**What the task asks:** Repeat, line for line, the entries printed below.

**Record excerpts:**
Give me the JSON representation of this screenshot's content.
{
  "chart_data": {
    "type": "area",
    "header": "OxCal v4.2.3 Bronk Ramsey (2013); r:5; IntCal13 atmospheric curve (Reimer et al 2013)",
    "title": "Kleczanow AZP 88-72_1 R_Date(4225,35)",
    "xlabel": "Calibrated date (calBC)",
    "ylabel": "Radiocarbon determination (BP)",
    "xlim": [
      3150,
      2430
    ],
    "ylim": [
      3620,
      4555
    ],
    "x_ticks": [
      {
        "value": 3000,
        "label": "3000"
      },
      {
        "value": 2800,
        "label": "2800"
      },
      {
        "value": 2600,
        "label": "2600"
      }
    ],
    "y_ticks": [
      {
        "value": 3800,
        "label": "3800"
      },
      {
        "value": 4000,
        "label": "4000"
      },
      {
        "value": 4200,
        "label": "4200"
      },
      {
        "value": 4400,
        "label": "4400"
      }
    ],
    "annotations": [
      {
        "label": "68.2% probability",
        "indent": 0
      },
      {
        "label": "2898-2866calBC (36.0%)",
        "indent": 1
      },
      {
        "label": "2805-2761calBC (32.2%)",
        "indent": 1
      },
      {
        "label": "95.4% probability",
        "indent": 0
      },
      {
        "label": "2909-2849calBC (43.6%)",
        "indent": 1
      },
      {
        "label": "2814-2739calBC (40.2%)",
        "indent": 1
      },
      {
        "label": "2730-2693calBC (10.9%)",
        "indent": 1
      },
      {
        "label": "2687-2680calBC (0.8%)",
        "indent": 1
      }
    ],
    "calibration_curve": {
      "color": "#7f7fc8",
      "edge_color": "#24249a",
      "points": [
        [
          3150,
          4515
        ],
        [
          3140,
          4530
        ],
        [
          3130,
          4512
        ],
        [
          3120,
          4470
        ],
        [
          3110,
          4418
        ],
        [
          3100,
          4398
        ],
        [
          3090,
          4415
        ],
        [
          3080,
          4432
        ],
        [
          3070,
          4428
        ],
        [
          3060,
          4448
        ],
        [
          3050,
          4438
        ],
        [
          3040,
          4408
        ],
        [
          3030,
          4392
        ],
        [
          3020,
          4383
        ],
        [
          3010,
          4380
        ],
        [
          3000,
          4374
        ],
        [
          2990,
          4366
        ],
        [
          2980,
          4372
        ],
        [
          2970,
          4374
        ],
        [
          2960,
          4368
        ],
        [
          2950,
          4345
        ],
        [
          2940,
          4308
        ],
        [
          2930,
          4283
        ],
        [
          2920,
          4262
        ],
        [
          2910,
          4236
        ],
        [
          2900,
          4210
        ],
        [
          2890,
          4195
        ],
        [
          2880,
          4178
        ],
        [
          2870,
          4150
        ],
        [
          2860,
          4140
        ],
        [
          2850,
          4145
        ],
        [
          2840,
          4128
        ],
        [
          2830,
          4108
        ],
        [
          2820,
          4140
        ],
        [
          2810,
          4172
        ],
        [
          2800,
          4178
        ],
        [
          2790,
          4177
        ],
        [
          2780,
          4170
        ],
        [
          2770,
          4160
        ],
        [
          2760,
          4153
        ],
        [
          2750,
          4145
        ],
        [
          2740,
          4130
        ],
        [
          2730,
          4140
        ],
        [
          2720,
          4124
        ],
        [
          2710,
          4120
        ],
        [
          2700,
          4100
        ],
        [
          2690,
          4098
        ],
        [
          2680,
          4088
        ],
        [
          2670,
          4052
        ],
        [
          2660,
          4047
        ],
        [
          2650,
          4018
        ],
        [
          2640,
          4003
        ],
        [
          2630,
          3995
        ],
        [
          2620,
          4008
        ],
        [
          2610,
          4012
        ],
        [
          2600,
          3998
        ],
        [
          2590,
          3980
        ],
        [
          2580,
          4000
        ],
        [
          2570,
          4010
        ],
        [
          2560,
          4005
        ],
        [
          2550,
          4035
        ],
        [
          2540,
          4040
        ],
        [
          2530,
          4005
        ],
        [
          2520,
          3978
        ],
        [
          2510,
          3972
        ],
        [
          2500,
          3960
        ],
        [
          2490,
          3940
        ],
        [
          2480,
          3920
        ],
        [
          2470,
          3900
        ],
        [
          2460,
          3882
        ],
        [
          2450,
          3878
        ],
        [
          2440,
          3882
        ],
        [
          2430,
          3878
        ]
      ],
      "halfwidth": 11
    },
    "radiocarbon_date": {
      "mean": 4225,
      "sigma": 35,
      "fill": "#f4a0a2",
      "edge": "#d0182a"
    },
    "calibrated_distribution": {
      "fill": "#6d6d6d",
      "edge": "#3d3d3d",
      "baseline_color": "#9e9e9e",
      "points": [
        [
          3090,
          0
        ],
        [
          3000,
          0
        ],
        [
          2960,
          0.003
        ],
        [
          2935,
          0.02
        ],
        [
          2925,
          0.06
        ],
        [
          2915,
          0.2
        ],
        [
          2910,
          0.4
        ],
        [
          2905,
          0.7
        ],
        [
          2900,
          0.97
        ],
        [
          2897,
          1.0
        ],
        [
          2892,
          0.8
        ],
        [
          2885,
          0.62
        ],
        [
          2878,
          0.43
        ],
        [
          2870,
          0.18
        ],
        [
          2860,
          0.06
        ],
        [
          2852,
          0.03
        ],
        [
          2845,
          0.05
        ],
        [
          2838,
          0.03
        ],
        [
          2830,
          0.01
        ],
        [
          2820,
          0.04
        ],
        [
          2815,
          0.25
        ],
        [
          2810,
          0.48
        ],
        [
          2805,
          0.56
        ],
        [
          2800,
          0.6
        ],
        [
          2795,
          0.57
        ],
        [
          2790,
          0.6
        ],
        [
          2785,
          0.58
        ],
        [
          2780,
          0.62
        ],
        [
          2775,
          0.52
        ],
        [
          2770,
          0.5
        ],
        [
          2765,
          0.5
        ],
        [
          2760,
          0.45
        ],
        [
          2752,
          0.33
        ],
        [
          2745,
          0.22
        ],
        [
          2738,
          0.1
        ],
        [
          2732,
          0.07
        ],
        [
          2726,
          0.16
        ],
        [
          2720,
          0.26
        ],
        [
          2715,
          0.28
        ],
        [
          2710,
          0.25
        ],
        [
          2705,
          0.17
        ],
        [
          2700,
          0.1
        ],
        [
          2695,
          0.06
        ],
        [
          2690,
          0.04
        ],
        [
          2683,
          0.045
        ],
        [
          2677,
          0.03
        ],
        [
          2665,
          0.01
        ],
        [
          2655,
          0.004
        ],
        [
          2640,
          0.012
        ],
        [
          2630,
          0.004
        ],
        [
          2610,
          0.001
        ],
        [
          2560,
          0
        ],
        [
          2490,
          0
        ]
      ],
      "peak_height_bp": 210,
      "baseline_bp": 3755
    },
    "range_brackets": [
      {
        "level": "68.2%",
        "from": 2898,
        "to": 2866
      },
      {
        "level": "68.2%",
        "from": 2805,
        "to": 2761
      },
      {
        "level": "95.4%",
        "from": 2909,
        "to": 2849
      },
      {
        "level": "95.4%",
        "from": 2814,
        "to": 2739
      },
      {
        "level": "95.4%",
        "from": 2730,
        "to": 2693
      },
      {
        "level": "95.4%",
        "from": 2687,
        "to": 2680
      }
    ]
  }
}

**Correct result:**
Give me the JSON representation of this screenshot's content.
{
  "chart_data": {
    "type": "area",
    "header": "OxCal v4.2.3 Bronk Ramsey (2013); r:5; IntCal13 atmospheric curve (Reimer et al 2013)",
    "title": "Kleczanow AZP 88-72_1 R_Date(4225,35)",
    "xlabel": "Calibrated date (calBC)",
    "ylabel": "Radiocarbon determination (BP)",
    "xlim": [
      3150,
      2430
    ],
    "ylim": [
      3620,
      4555
    ],
    "x_ticks": [
      {
        "value": 3000,
        "label": "3000"
      },
      {
        "value": 2800,
        "label": "2800"
      },
      {
        "value": 2600,
        "label": "2600"
      }
    ],
    "y_ticks": [
      {
        "value": 3800,
        "label": "3800"
      },
      {
        "value": 4000,
        "label": "4000"
      },
      {
        "value": 4200,
        "label": "4200"
      },
      {
        "value": 4400,
        "label": "4400"
      }
    ],
    "annotations": [
      {
        "label": "68.2% probability",
        "indent": 0
      },
      {
        "label": "2898-2866calBC (36.0%)",
        "indent": 1
      },
      {
        "label": "2805-2761calBC (32.2%)",
        "indent": 1
      },
      {
        "label": "95.4% probability",
        "indent": 0
      },
      {
        "label": "2909-2849calBC (43.6%)",
        "indent": 1
      },
      {
        "label": "2814-2739calBC (40.2%)",
        "indent": 1
      },
      {
        "label": "2730-2693calBC (10.9%)",
        "indent": 1
      },
      {
        "label": "2687-2680calBC (0.8%)",
        "indent": 1
      }
    ],
    "calibration_curve": {
      "color": "#7f7fc8",
      "edge_color": "#24249a",
      "points": [
        [
          3150,
          4515
        ],
        [
          3140,
          4530
        ],
        [
          3130,
          4512
        ],
        [
          3120,
          4470
        ],
        [
          3110,
          4418
        ],
        [
          3100,
          4398
        ],
        [
          3090,
          4415
        ],
        [
          3080,
          4432
        ],
        [
          3070,
          4428
        ],
        [
          3060,
          4448
        ],
        [
          3050,
          4438
        ],
        [
          3040,
          4408
        ],
        [
          3030,
          4392
        ],
        [
          3020,
          4383
        ],
        [
          3010,
          4380
        ],
        [
          3000,
          4374
        ],
        [
          2990,
          4366
        ],
        [
          2980,
          4372
        ],
        [
          2970,
          4374
        ],
        [
          2960,
          4368
        ],
        [
          2950,
          4345
        ],
        [
          2940,
          4308
        ],
        [
          2930,
          4283
        ],
        [
          2920,
          4262
        ],
        [
          2910,
          4236
        ],
        [
          2900,
          4210
        ],
        [
          2890,
          4195
        ],
        [
          2880,
          4178
        ],
        [
          2870,
          4150
        ],
        [
          2860,
          4140
        ],
        [
          2850,
          4145
        ],
        [
          2840,
          4128
        ],
        [
          2830,
          4108
        ],
        [
          2820,
          4140
        ],
        [
          2810,
          4172
        ],
        [
          2800,
          4178
        ],
        [
          2790,
          4177
        ],
        [
          2780,
          4170
        ],
        [
          2770,
          4160
        ],
        [
          2760,
          4153
        ],
        [
          2750,
          4145
        ],
        [
          2740,
          4130
        ],
        [
          2730,
          4140
        ],
        [
          2720,
          4124
        ],
        [
          2710,
          4120
        ],
        [
          2700,
          4100
        ],
        [
          2690,
          4098
        ],
        [
          2680,
          4088
        ],
        [
          2670,
          4052
        ],
        [
          2660,
          4047
        ],
        [
          2650,
          4018
        ],
        [
          2640,
          4003
        ],
        [
          2630,
          3995
        ],
        [
          2620,
          4008
        ],
        [
          2610,
          4012
        ],
        [
          2600,
          3998
        ],
        [
          2590,
          3980
        ],
        [
          2580,
          4000
        ],
        [
          2570,
          4010
        ],
        [
          2560,
          4005
        ],
        [
          2550,
          4035
        ],
        [
          2540,
          4040
        ],
        [
          2530,
          4005
        ],
        [
          2520,
          3978
        ],
        [
          2510,
          3972
        ],
        [
          2500,
          3960
        ],
        [
          2490,
          3940
        ],
        [
          2480,
          3920
        ],
        [
          2470,
          3900
        ],
        [
          2460,
          3882
        ],
        [
          2450,
          3878
        ],
        [
          2440,
          3882
        ],
        [
          2430,
          3878
        ]
      ],
      "halfwidth": 11
    },
    "radiocarbon_date": {
      "mean": 4225,
      "sigma": 35,
      "fill": "#f4a0a2",
      "edge": "#d0182a"
    },
    "calibrated_distribution": {
      "fill": "#6d6d6d",
      "edge": "#3d3d3d",
      "baseline_color": "#9e9e9e",
      "points": [
        [
          3090,
          0
        ],
        [
          3000,
          0
        ],
        [
          2960,
          0.003
        ],
        [
          2935,
          0.02
        ],
        [
          2925,
          0.06
        ],
        [
          2915,
          0.2
        ],
        [
          2910,
          0.4
        ],
        [
          2905,
          0.7
        ],
        [
          2900,
          0.97
        ],
        [
          2897,
          1.0
        ],
        [
          2892,
          0.8
        ],
        [
          2885,
          0.62
        ],
        [
          2878,
          0.43
        ],
        [
          2870,
          0.18
        ],
        [
          2860,
          0.06
        ],
        [
          2852,
          0.03
        ],
        [
          2845,
          0.05
        ],
        [
          2838,
          0.03
        ],
        [
          2830,
          0.01
        ],
        [
          2820,
          0.04
        ],
        [
          2815,
          0.25
        ],
        [
          2810,
          0.48
        ],
        [
          2805,
          0.56
        ],
        [
          2800,
          0.6
        ],
        [
          2795,
          0.57
        ],
        [
          2790,
          0.6
        ],
        [
          2785,
          0.58
        ],
        [
          2780,
          0.62
        ],
        [
          2775,
          0.52
        ],
        [
          2770,
          0.5
        ],
        [
          2765,
          0.5
        ],
        [
          2760,
          0.45
        ],
        [
          2752,
          0.33
        ],
        [
          2745,
          0.22
        ],
        [
          2738,
          0.1
        ],
        [
          2732,
          0.07
        ],
        [
          2726,
          0.16
        ],
        [
          2720,
          0.26
        ],
        [
          2715,
          0.28
        ],
        [
          2710,
          0.25
        ],
        [
          2705,
          0.17
        ],
        [
          2700,
          0.1
        ],
        [
          2695,
          0.06
        ],
        [
          2690,
          0.04
        ],
        [
          2683,
          0.045
        ],
        [
          2677,
          0.03
        ],
        [
          2665,
          0.01
        ],
        [
          2655,
          0.004
        ],
        [
          2640,
          0.012
        ],
        [
          2630,
          0.004
        ],
        [
          2610,
          0.001
        ],
        [
          2560,
          0
        ],
        [
          2490,
          0
        ]
      ],
      "peak_height_bp": 210,
      "baseline_bp": 3755
    },
    "range_brackets": [
      {
        "level": "68.2%",
        "from": 2898,
        "to": 2866
      },
      {
        "level": "68.2%",
        "from": 2805,
        "to": 2761
      },
      {
        "level": "95.4%",
        "from": 2909,
        "to": 2849
      },
      {
        "level": "95.4%",
        "from": 2814,
        "to": 2739
      },
      {
        "level": "95.4%",
        "from": 2730,
        "to": 2693
      },
      {
        "level": "95.4%",
        "from": 2687,
        "to": 2680
      }
    ]
  }
}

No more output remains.